Type out the material below exactly.

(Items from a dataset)
Start

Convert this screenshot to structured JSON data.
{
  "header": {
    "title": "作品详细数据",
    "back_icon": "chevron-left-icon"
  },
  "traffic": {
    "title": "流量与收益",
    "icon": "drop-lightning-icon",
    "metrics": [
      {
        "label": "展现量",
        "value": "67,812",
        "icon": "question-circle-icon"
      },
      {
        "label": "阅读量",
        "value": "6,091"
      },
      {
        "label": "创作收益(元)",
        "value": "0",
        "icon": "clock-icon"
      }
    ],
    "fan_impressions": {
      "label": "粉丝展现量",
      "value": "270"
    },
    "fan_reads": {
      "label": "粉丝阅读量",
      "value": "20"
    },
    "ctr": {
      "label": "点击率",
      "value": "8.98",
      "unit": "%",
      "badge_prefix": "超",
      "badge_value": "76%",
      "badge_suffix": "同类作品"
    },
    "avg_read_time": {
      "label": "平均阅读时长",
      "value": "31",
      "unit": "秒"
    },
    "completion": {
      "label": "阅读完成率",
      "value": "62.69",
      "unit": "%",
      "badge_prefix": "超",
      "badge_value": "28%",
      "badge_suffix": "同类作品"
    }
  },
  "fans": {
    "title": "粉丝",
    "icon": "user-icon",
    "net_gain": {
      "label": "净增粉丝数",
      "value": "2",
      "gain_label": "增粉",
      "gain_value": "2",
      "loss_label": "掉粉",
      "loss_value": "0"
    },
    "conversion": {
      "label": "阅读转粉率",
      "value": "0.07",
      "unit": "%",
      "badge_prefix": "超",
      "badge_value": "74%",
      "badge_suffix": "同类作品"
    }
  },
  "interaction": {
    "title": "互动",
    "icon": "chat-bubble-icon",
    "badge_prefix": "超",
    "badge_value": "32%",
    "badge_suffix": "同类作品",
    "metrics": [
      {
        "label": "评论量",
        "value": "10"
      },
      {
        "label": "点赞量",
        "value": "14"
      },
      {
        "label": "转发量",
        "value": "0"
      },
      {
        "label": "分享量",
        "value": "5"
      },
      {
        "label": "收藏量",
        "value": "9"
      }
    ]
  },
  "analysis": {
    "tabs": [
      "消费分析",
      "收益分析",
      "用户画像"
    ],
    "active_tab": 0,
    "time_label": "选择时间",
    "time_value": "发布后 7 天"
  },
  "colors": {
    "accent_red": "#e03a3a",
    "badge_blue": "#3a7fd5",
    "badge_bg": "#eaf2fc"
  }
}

End

> **RESULT FOR THIS EXERCISE**:
Convert this screenshot to structured JSON data.
{
  "header": {
    "title": "作品详细数据",
    "back_icon": "chevron-left-icon"
  },
  "traffic": {
    "title": "流量与收益",
    "icon": "drop-lightning-icon",
    "metrics": [
      {
        "label": "展现量",
        "value": "67,812",
        "icon": "question-circle-icon"
      },
      {
        "label": "阅读量",
        "value": "6,091"
      },
      {
        "label": "创作收益(元)",
        "value": "0",
        "icon": "clock-icon"
      }
    ],
    "fan_impressions": {
      "label": "粉丝展现量",
      "value": "270"
    },
    "fan_reads": {
      "label": "粉丝阅读量",
      "value": "20"
    },
    "ctr": {
      "label": "点击率",
      "value": "8.98",
      "unit": "%",
      "badge_prefix": "超",
      "badge_value": "76%",
      "badge_suffix": "同类作品"
    },
    "avg_read_time": {
      "label": "平均阅读时长",
      "value": "31",
      "unit": "秒"
    },
    "completion": {
      "label": "阅读完成率",
      "value": "62.69",
      "unit": "%",
      "badge_prefix": "超",
      "badge_value": "28%",
      "badge_suffix": "同类作品"
    }
  },
  "fans": {
    "title": "粉丝",
    "icon": "user-icon",
    "net_gain": {
      "label": "净增粉丝数",
      "value": "2",
      "gain_label": "增粉",
      "gain_value": "2",
      "loss_label": "掉粉",
      "loss_value": "0"
    },
    "conversion": {
      "label": "阅读转粉率",
      "value": "0.07",
      "unit": "%",
      "badge_prefix": "超",
      "badge_value": "74%",
      "badge_suffix": "同类作品"
    }
  },
  "interaction": {
    "title": "互动",
    "icon": "chat-bubble-icon",
    "badge_prefix": "超",
    "badge_value": "32%",
    "badge_suffix": "同类作品",
    "metrics": [
      {
        "label": "评论量",
        "value": "10"
      },
      {
        "label": "点赞量",
        "value": "14"
      },
      {
        "label": "转发量",
        "value": "0"
      },
      {
        "label": "分享量",
        "value": "5"
      },
      {
        "label": "收藏量",
        "value": "9"
      }
    ]
  },
  "analysis": {
    "tabs": [
      "消费分析",
      "收益分析",
      "用户画像"
    ],
    "active_tab": 0,
    "time_label": "选择时间",
    "time_value": "发布后 7 天"
  },
  "colors": {
    "accent_red": "#e03a3a",
    "badge_blue": "#3a7fd5",
    "badge_bg": "#eaf2fc"
  }
}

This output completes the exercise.